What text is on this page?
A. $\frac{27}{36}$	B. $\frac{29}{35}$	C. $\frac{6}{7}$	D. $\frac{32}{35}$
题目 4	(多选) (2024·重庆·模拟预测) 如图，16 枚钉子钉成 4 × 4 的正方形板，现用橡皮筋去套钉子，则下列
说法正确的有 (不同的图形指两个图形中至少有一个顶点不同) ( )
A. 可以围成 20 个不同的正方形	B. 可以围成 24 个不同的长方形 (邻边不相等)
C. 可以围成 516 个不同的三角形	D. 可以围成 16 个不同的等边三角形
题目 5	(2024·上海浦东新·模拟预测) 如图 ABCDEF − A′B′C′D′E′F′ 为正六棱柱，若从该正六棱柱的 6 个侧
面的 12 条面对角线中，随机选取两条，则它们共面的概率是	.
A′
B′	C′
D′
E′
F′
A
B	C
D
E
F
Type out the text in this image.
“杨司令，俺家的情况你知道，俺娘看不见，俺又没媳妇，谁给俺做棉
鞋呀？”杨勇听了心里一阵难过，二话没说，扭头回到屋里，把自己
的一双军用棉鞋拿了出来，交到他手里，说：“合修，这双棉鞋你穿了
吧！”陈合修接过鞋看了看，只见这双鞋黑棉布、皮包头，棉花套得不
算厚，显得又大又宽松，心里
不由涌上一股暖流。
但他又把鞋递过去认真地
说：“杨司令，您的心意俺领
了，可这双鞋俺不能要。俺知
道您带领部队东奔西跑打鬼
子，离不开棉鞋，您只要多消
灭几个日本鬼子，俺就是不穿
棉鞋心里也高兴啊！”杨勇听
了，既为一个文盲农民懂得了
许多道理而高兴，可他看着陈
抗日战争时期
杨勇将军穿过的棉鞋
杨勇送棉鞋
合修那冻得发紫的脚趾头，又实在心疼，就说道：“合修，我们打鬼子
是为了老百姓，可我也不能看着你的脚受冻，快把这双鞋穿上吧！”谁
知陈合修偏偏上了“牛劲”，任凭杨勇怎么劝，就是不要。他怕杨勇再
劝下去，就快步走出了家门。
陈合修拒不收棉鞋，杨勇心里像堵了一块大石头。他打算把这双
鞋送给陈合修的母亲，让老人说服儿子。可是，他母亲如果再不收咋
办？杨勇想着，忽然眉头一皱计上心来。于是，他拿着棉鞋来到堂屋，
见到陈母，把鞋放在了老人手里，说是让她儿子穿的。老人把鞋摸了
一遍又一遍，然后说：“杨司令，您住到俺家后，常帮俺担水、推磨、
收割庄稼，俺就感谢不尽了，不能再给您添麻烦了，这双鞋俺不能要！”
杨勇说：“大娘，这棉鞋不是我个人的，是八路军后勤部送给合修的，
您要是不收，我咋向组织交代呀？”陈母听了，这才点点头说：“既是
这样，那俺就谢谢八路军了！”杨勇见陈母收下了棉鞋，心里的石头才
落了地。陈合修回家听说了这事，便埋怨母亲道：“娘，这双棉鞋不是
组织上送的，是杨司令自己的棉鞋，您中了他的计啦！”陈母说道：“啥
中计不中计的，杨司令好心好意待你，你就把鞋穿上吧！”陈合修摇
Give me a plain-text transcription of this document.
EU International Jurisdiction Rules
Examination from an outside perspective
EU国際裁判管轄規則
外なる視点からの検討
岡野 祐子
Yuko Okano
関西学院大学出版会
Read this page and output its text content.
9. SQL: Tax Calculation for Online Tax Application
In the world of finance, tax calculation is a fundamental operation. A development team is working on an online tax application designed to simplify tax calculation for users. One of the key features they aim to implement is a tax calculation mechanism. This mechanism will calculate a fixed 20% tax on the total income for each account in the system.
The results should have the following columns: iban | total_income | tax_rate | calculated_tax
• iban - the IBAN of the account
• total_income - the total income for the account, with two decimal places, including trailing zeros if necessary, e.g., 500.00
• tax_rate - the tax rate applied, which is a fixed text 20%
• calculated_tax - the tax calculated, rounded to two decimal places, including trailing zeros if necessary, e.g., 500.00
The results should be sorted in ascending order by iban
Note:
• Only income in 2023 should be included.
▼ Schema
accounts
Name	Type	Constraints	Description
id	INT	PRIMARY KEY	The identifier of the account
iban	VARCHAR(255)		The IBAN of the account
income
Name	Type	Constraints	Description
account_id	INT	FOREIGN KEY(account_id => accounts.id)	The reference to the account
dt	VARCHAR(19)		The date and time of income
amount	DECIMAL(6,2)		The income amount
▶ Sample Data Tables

■ **The request**
Search the listing for the word "trailing" and return each line that holds it.

■ **Solution for this task**
• total_income - the total income for the account, with two decimal places, including trailing zeros if necessary, e.g., 500.00
• calculated_tax - the tax calculated, rounded to two decimal places, including trailing zeros if necessary, e.g., 500.00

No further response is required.